Extract to read
Single by K.Maro

from the album La Good Life
- B-side: "La Good Life"
- Released: May 2004
- Genre: R&B
- Length: 4:08
- Label: East West
- Songwriters: Cyril Kamar, Sonny Black
- Producers: Cyril Kamar, Sonny Black, Divin, Louis Côté

K.Maro singles chronology
|  | "Femme Like U (Donne-moi ton corps)" (2004) | "Crazy" (2004) |

Music video
- "Femme Like U" on YouTube

= Femme Like U (Donne-moi ton corps) =

2004 single by K.Maro

"Femme Like U (Donne-moi ton corps)" is a song by Canadian rapper K.Maro. The song was released as the first single from his album La Good Life in May 2004. Although the lyrics are in French, they also contain several words in English. The female chorus is sung by Nancy Martinez. "Femme Like U" achieved success in many countries in Europe, including Belgium, France, and Switzerland, where it topped the charts. As of August 2014, the song was the 14th-best-selling single of the 21st century in France, with 633,000 units sold.

==Music video==
In the music video, K. Maro meets a woman while he comes down from his car. Then they have dinner together during a reception, but K. Maro has an altercation with the woman's former boyfriend. These scenes alternate with those of K. Maro performing the song.

==Awards==
In 2005, "Femme Like U (Donne-moi ton corps)" (featuring Nancy Martinez) won a NRJ Music Awards in the category 'Francophone song of the year'. The single sold more than 1,500,000 units in Europe, making it K.Maro's most successful song.

Source excerpt

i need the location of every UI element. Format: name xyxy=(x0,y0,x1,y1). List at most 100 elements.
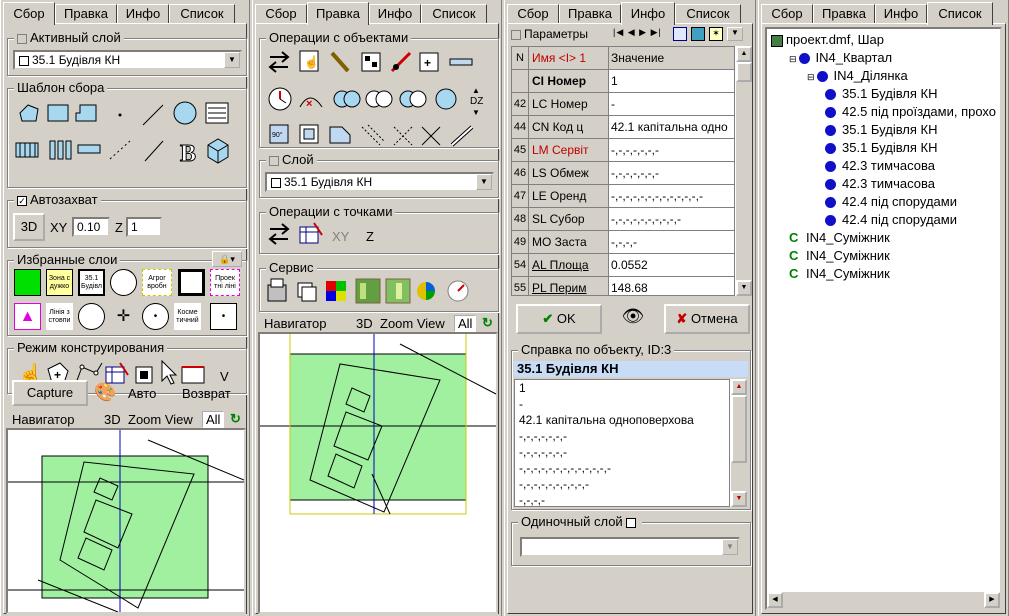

Set task
List every producer credited for the single in the text about "Femme Like U (Donne-moi ton corps)".

Task result
Cyril Kamar, Sonny Black, Divin, Louis Côté